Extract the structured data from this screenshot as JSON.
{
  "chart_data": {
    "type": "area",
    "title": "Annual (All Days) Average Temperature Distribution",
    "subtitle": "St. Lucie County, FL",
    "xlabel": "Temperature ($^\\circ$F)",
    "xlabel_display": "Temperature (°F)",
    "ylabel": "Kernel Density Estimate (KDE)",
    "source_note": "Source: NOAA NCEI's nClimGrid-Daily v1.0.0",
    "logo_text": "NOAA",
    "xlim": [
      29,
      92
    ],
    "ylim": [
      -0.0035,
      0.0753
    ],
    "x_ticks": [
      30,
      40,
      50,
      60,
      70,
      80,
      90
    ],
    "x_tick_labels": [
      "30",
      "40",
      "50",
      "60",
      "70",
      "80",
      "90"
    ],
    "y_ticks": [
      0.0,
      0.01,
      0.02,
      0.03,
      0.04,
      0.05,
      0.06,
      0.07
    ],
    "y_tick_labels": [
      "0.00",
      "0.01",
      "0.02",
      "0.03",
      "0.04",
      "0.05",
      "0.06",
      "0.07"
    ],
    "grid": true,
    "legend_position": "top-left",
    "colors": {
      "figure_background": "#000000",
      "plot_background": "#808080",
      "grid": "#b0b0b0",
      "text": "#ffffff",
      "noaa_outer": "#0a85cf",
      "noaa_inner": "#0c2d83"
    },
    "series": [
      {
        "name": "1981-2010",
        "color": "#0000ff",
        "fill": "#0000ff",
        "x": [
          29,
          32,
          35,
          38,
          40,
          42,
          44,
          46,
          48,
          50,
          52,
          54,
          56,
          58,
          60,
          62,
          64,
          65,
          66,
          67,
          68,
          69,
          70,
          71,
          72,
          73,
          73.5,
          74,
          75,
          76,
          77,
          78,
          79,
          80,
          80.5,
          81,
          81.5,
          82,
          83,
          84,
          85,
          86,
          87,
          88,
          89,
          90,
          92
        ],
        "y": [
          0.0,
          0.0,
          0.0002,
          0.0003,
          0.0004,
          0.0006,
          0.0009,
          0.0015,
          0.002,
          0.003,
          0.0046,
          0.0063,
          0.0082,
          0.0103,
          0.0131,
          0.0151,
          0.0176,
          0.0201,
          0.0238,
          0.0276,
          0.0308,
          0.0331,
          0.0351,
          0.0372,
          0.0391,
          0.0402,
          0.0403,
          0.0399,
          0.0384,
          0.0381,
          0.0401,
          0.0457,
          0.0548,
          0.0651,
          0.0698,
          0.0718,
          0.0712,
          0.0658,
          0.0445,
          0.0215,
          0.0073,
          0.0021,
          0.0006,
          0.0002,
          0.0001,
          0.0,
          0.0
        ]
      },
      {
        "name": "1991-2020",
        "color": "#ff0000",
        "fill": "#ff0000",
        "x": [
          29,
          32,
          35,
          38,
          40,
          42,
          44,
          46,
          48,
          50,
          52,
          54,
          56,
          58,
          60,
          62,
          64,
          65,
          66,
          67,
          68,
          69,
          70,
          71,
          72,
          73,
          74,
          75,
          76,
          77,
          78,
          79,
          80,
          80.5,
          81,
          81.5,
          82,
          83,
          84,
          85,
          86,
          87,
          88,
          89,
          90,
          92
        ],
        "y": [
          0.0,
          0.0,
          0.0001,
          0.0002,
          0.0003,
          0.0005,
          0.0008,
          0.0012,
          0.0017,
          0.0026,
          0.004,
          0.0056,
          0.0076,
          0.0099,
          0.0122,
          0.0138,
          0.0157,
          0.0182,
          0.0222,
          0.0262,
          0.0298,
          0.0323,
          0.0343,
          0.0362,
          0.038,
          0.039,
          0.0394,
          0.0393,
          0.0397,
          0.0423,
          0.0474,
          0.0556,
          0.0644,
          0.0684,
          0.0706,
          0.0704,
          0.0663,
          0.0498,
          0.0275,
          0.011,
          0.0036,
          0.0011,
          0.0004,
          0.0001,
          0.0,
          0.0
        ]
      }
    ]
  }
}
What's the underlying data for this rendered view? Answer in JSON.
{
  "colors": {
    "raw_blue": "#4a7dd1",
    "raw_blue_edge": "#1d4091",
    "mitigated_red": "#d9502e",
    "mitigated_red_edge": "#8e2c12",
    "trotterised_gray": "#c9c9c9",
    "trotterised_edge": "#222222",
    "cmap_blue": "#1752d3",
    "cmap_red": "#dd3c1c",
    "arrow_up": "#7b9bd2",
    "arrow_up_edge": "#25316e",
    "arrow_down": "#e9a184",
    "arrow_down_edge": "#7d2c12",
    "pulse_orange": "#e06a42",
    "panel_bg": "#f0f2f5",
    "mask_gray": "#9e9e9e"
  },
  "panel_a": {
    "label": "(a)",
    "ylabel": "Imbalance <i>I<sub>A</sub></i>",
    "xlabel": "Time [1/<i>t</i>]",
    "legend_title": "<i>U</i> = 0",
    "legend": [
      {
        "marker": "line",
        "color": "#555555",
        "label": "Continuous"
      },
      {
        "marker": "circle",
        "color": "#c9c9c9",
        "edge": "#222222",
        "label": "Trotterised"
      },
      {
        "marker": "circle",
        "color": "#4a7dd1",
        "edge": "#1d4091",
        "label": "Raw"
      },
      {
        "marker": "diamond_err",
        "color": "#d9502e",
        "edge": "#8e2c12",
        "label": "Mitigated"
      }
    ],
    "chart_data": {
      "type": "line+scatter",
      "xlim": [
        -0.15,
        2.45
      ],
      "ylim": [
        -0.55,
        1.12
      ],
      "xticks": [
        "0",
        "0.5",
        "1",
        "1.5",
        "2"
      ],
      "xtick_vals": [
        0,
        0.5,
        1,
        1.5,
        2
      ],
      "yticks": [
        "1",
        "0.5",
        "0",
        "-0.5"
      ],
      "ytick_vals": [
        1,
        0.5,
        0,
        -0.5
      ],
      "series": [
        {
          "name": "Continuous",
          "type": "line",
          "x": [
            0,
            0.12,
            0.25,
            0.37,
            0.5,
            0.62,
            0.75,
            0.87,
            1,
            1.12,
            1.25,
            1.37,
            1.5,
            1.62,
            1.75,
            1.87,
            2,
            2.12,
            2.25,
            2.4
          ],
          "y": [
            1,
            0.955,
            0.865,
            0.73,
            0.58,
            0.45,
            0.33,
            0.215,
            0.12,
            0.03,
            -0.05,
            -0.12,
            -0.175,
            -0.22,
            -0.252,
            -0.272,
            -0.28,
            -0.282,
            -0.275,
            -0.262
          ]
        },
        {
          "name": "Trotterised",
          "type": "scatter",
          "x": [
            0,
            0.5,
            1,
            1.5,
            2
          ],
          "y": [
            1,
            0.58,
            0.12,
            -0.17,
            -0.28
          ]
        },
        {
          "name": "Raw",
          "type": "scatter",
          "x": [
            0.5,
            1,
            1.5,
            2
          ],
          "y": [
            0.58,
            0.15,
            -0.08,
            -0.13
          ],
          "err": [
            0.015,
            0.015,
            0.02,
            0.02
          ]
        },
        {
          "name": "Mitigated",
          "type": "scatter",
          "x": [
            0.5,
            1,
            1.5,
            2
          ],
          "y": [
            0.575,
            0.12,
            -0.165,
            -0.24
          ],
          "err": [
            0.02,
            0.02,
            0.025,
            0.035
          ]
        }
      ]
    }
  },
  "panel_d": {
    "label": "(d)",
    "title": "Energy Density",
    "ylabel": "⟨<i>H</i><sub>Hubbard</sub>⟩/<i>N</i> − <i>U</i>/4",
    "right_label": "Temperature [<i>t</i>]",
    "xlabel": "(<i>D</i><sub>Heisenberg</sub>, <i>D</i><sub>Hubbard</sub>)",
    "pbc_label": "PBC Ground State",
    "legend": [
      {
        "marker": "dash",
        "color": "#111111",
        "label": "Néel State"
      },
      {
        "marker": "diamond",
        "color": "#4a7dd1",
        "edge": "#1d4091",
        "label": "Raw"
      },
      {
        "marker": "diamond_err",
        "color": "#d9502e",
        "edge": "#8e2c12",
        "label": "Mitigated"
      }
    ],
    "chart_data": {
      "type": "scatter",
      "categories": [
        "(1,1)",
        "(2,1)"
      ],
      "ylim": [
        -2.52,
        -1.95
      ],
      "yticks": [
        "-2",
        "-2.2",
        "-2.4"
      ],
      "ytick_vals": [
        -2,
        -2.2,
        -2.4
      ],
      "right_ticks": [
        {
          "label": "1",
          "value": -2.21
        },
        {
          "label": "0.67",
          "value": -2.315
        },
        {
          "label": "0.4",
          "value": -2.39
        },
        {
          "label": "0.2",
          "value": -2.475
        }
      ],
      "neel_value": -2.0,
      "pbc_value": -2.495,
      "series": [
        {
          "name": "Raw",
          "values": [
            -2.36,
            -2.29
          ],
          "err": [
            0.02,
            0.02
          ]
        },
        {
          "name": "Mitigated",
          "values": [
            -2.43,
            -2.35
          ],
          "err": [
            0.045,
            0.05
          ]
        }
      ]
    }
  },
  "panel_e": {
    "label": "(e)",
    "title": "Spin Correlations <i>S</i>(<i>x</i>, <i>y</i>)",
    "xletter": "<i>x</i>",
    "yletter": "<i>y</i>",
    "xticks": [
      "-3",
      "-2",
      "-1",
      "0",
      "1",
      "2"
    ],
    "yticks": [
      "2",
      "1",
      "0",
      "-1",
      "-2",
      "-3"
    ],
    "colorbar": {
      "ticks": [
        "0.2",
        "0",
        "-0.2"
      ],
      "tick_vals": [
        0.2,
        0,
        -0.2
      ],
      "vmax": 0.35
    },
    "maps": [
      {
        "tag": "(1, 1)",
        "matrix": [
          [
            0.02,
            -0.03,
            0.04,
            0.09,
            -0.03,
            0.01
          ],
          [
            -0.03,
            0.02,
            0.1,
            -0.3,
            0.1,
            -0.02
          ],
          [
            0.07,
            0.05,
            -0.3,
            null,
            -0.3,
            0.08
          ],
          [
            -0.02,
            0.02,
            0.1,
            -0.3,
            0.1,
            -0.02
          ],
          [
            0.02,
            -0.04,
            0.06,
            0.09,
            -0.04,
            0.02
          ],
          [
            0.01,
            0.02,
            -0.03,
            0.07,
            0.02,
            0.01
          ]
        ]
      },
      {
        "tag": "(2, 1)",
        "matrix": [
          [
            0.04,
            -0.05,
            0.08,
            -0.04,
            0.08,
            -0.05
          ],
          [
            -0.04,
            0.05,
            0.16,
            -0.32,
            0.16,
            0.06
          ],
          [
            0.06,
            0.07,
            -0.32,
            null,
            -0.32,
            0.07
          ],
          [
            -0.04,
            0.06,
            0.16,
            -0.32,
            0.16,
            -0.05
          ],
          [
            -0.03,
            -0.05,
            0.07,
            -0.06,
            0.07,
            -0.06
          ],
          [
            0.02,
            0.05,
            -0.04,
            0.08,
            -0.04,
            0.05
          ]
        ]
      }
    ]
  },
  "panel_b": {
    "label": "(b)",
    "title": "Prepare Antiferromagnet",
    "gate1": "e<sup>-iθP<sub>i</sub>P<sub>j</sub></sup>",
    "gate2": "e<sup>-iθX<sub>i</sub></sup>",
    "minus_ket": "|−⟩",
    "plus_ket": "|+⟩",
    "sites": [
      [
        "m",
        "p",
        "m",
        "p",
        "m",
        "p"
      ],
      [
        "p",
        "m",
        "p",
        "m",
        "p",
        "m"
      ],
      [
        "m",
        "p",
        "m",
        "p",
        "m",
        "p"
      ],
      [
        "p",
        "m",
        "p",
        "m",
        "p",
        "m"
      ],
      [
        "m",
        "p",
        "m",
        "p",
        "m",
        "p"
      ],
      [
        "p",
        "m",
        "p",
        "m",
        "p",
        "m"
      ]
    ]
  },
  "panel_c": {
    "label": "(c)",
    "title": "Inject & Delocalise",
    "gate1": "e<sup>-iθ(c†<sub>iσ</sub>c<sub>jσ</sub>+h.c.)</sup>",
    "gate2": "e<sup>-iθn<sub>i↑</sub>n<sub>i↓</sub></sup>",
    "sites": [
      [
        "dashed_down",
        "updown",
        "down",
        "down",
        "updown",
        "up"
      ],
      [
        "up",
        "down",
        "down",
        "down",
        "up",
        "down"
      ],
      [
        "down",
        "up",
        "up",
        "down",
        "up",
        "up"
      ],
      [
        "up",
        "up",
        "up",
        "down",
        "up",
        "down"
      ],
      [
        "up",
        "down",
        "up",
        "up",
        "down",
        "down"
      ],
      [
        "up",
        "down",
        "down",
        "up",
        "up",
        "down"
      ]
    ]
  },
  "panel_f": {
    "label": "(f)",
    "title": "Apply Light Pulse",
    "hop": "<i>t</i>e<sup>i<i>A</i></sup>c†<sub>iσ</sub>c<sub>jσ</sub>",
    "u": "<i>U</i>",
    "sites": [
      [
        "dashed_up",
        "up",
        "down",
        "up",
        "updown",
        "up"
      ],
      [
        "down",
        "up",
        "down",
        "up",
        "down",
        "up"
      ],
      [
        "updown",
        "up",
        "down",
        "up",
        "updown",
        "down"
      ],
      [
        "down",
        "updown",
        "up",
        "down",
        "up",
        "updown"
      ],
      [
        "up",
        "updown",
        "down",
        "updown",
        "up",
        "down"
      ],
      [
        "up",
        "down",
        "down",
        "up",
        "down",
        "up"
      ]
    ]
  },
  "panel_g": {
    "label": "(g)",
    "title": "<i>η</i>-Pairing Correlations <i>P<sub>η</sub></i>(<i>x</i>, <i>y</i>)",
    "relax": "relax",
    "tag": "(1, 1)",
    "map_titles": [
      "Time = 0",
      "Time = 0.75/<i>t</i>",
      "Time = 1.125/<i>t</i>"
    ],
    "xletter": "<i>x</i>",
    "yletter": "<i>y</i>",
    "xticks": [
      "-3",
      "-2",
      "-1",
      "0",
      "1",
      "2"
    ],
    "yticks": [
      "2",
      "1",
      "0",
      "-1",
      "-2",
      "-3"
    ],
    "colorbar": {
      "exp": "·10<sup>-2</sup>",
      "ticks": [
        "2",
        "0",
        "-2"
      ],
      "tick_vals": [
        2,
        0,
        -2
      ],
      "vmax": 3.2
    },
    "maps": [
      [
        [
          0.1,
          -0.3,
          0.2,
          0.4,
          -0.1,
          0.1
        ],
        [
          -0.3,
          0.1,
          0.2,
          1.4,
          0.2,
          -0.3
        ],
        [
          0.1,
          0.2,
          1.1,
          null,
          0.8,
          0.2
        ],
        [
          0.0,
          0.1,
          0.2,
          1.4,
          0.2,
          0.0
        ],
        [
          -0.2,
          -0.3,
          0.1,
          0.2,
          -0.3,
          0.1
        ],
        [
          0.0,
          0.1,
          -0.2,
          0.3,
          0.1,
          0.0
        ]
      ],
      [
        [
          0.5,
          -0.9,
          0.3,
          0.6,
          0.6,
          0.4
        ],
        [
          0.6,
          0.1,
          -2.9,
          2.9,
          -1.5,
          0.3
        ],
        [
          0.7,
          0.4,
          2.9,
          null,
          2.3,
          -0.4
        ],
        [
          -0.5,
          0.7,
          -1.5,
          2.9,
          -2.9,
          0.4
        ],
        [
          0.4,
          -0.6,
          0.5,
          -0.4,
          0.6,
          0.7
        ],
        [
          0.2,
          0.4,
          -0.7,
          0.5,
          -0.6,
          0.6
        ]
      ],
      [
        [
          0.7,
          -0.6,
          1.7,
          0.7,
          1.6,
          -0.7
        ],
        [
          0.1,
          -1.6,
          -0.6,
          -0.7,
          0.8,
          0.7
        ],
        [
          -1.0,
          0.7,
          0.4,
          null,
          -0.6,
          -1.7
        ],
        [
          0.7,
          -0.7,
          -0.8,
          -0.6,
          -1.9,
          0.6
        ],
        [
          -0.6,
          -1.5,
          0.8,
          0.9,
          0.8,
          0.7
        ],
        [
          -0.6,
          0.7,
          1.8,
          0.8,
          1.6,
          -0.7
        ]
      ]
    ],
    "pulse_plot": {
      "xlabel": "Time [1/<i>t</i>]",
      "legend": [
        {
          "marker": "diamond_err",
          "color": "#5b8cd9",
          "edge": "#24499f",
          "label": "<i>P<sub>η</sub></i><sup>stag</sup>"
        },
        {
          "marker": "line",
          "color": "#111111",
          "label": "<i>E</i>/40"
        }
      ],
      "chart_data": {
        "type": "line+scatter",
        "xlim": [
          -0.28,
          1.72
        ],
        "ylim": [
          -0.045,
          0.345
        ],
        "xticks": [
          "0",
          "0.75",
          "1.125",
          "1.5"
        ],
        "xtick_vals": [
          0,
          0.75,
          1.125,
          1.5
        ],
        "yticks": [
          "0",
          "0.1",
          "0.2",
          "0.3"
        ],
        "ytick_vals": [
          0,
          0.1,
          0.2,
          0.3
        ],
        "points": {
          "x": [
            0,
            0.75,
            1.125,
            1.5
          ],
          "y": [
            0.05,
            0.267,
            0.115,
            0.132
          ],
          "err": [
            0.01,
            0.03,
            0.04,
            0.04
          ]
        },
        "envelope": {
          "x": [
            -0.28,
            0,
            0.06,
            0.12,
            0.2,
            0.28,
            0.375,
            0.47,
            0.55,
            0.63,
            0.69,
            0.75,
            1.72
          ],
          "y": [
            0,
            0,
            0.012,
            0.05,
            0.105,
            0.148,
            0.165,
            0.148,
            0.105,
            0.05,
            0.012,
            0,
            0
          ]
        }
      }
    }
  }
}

———

## DIRECTIONS FOR THIS TASK
Take every line containing the word "Density" and copy it.

## RESPONSE BELOW
    "ylabel": "Kernel Density Estimate (KDE)",
    "title": "Energy Density",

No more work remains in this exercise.